• _EXTRACTED ENTRIES_
-- Begin --

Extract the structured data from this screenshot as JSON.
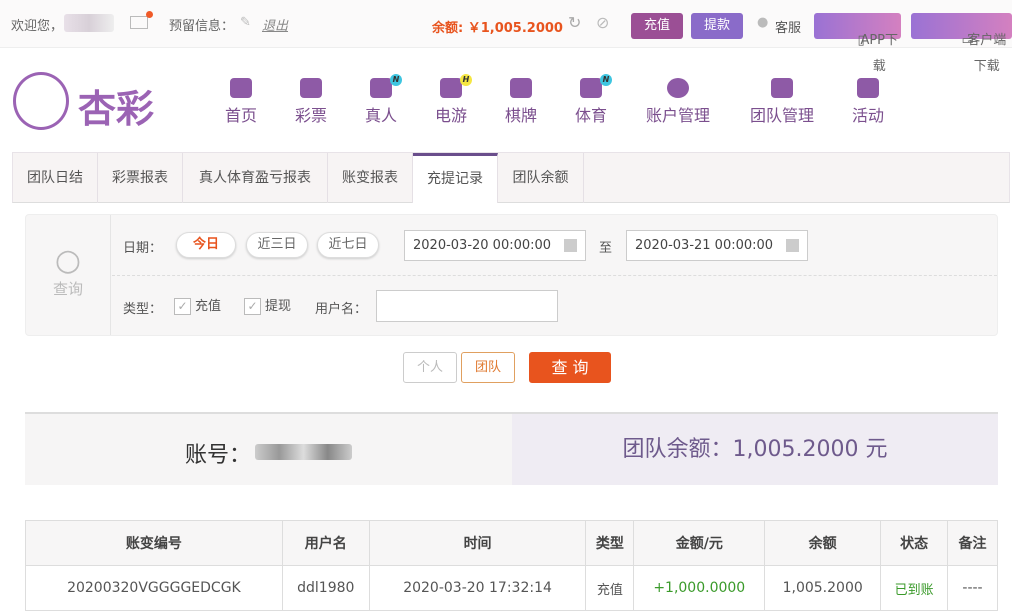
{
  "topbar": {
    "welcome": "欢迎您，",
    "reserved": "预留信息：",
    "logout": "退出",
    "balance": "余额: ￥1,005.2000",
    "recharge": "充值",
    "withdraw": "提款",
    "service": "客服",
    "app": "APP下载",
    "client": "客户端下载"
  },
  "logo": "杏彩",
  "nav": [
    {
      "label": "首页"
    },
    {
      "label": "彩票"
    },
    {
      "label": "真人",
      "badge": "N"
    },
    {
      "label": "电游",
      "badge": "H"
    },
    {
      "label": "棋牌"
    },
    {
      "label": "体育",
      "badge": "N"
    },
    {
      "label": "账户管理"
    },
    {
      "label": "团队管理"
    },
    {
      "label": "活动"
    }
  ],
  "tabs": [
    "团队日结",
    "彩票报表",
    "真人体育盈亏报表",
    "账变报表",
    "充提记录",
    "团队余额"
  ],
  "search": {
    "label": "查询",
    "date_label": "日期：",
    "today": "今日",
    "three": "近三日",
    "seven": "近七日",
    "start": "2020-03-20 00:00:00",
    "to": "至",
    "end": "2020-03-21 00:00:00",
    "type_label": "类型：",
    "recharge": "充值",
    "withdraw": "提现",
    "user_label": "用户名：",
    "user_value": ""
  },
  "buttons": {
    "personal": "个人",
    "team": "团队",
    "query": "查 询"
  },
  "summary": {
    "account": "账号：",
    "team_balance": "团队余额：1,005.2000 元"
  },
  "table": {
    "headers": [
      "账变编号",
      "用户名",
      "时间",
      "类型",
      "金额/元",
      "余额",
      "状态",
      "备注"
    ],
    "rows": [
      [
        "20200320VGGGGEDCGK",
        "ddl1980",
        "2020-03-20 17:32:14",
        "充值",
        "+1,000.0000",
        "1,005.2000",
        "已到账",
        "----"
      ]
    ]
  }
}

-- End --
-- Begin --

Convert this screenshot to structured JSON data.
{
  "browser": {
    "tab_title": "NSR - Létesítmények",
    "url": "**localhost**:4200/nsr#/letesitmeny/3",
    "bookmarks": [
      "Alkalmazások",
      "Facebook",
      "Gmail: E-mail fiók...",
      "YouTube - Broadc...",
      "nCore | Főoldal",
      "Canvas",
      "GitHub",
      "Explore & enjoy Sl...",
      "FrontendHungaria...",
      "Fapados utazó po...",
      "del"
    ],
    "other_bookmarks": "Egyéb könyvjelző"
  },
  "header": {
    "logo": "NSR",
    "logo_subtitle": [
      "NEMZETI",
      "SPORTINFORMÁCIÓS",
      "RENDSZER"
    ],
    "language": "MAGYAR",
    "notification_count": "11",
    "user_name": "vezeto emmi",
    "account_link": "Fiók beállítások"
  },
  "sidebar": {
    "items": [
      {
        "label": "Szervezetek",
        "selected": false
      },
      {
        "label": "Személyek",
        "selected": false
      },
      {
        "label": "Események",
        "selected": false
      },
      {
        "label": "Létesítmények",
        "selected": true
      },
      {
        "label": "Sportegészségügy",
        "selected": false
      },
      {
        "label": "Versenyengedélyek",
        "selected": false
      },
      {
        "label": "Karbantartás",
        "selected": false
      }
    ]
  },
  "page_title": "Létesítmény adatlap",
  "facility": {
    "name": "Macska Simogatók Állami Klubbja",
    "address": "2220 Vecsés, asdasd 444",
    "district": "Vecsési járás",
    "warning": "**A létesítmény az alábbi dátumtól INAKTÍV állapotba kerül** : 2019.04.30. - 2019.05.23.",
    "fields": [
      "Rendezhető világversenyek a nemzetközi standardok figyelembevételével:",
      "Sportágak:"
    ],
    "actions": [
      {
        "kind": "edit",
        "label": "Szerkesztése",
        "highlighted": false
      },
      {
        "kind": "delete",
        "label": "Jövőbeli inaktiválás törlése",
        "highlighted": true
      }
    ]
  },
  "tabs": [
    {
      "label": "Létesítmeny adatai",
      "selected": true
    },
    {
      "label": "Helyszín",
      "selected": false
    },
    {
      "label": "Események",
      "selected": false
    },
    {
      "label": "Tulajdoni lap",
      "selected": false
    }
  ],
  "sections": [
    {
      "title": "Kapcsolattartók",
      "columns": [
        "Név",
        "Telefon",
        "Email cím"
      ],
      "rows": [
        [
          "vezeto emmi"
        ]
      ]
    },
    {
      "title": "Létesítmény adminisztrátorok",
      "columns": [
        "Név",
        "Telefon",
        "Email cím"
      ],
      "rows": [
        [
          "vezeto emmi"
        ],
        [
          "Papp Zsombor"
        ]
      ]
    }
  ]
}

-- End --

• _DIRECTION_
Identify each line holding the string "this", and copy it out.

• _EXERCISE RESULT_
Extract the structured data from this screenshot as JSON.
Convert this screenshot to structured JSON data.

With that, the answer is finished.